Brief >> In your copy, leave out the pictures; write out all the data exactly.

*** Input material

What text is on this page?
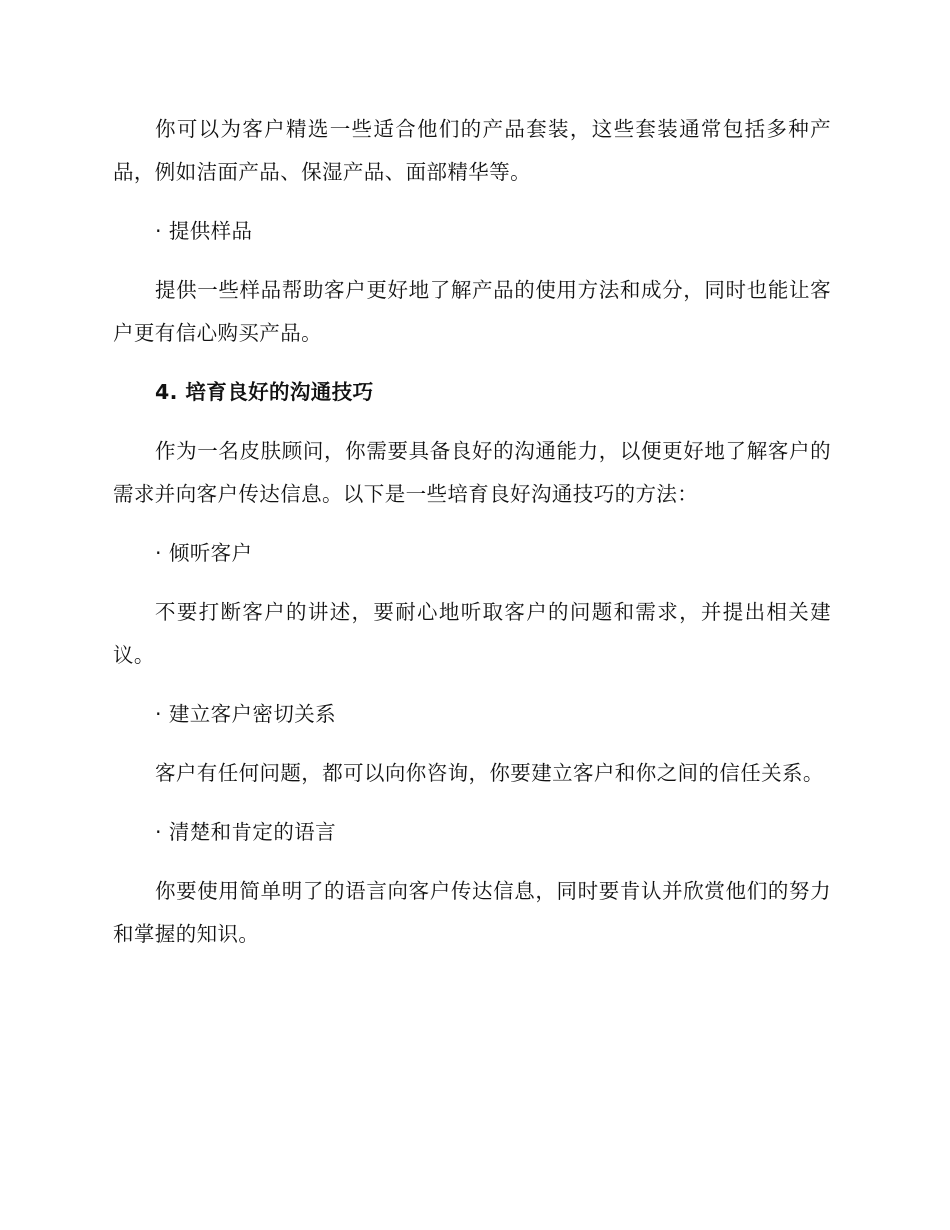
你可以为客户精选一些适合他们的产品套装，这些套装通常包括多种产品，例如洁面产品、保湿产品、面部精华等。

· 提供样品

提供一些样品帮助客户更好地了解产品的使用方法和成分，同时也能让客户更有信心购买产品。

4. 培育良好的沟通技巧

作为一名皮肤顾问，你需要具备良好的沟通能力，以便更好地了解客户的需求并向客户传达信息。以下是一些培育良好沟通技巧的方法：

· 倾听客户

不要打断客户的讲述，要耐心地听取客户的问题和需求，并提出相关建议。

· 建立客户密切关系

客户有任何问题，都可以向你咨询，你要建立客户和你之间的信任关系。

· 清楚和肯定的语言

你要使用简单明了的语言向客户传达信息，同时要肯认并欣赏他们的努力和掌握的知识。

******

Worked solution >>
What text is on this page?
你可以为客户精选一些适合他们的产品套装，这些套装通常包括多种产品，例如洁面产品、保湿产品、面部精华等。

· 提供样品

提供一些样品帮助客户更好地了解产品的使用方法和成分，同时也能让客户更有信心购买产品。

4. 培育良好的沟通技巧

作为一名皮肤顾问，你需要具备良好的沟通能力，以便更好地了解客户的需求并向客户传达信息。以下是一些培育良好沟通技巧的方法：

· 倾听客户

不要打断客户的讲述，要耐心地听取客户的问题和需求，并提出相关建议。

· 建立客户密切关系

客户有任何问题，都可以向你咨询，你要建立客户和你之间的信任关系。

· 清楚和肯定的语言

你要使用简单明了的语言向客户传达信息，同时要肯认并欣赏他们的努力和掌握的知识。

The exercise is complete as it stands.